── MATERIAL TO PROCESS ──
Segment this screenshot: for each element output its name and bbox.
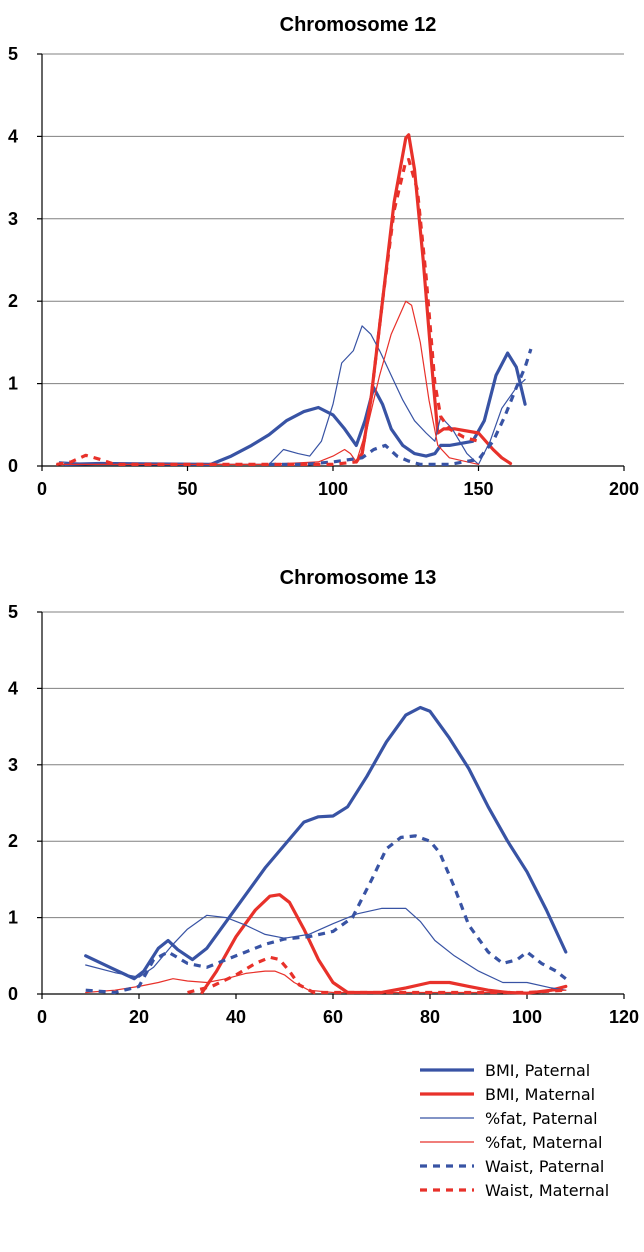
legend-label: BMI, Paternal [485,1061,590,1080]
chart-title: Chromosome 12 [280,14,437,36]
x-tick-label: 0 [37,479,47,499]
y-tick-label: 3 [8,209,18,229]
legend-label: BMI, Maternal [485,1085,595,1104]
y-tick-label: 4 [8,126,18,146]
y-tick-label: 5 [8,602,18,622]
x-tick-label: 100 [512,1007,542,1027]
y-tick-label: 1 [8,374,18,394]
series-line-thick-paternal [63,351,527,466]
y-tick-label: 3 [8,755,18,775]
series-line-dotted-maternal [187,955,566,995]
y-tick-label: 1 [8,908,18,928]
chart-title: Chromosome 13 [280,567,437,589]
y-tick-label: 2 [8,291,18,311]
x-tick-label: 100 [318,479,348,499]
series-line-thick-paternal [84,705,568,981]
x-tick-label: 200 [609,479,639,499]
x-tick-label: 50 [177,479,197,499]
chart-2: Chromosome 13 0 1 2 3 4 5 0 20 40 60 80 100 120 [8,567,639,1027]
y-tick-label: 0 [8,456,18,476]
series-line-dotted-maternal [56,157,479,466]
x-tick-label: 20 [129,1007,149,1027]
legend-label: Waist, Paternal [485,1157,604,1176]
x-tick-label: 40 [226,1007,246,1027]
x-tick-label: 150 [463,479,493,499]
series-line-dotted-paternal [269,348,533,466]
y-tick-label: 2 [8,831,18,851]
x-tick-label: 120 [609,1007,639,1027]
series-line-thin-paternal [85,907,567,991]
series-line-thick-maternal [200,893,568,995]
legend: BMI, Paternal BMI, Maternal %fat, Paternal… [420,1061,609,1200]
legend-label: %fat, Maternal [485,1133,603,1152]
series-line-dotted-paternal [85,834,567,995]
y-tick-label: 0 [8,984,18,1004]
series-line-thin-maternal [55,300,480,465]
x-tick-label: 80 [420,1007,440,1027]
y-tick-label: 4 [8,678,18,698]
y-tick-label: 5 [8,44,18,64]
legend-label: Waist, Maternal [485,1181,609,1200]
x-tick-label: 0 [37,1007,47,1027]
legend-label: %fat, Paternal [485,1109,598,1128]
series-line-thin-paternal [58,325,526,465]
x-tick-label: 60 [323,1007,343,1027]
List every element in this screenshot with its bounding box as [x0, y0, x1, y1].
───
── MATERIAL TO PROCESS ──
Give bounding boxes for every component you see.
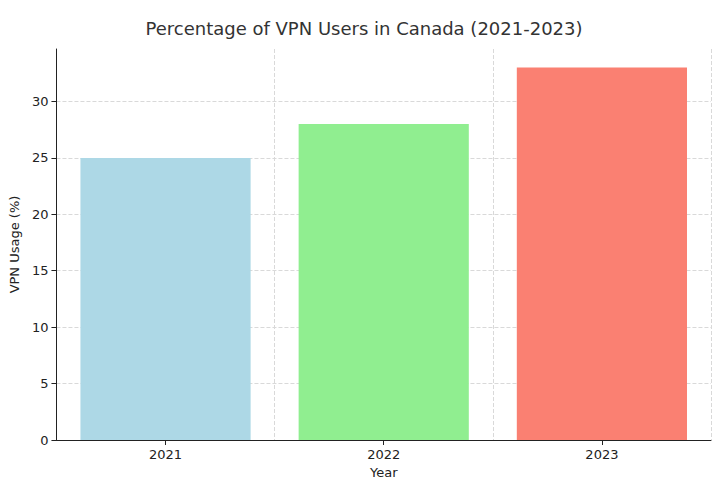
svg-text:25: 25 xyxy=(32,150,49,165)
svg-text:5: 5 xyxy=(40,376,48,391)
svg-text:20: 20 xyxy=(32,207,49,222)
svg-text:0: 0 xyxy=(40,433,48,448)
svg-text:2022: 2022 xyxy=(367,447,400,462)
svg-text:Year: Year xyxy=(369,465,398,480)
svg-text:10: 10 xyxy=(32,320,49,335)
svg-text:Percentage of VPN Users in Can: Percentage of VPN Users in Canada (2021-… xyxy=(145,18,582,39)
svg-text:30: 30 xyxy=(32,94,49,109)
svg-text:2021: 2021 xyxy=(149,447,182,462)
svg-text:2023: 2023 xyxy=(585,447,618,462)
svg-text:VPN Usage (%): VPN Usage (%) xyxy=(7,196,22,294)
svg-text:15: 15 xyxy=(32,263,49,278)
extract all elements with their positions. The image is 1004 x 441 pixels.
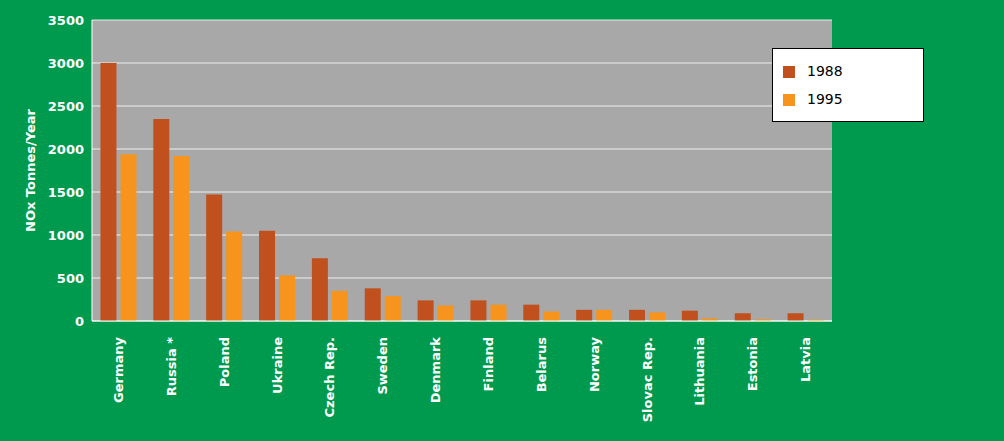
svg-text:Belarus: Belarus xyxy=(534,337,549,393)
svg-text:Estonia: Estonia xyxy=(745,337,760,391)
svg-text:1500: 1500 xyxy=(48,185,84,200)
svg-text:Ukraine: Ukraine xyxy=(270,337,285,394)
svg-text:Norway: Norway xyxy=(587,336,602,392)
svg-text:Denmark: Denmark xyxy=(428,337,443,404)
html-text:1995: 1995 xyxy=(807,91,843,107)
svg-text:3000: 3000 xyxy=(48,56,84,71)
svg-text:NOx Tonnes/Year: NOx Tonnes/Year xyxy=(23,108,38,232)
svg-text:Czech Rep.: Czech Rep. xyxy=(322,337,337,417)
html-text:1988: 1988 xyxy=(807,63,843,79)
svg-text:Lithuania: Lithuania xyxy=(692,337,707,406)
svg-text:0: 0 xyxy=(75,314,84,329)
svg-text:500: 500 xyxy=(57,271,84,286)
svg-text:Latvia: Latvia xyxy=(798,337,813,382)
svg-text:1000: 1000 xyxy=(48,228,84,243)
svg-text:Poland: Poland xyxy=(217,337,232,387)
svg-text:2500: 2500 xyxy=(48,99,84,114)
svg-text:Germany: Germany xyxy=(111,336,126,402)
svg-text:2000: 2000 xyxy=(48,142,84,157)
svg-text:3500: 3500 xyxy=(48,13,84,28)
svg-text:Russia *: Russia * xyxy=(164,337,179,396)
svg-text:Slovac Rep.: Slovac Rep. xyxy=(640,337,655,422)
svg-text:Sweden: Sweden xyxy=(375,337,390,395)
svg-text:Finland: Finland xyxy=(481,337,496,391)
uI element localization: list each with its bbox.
───
* **WORK TO DO**
Please return the rows starting at the line containing "Give bounding boxes" and ending at the line containing "extract all elements", both included, unchanged and without the picture lines.

* **ANSWER TO THE TASK**
Give bounding boxes for every component you see.
svg-text:25: 25 xyxy=(32,150,49,165)
svg-text:5: 5 xyxy=(40,376,48,391)
svg-text:20: 20 xyxy=(32,207,49,222)
svg-text:0: 0 xyxy=(40,433,48,448)
svg-text:2022: 2022 xyxy=(367,447,400,462)
svg-text:Year: Year xyxy=(369,465,398,480)
svg-text:10: 10 xyxy=(32,320,49,335)
svg-text:Percentage of VPN Users in Can: Percentage of VPN Users in Canada (2021-… xyxy=(145,18,582,39)
svg-text:30: 30 xyxy=(32,94,49,109)
svg-text:2021: 2021 xyxy=(149,447,182,462)
svg-text:2023: 2023 xyxy=(585,447,618,462)
svg-text:VPN Usage (%): VPN Usage (%) xyxy=(7,196,22,294)
svg-text:15: 15 xyxy=(32,263,49,278)
extract all elements with their positions. The image is 1004 x 441 pixels.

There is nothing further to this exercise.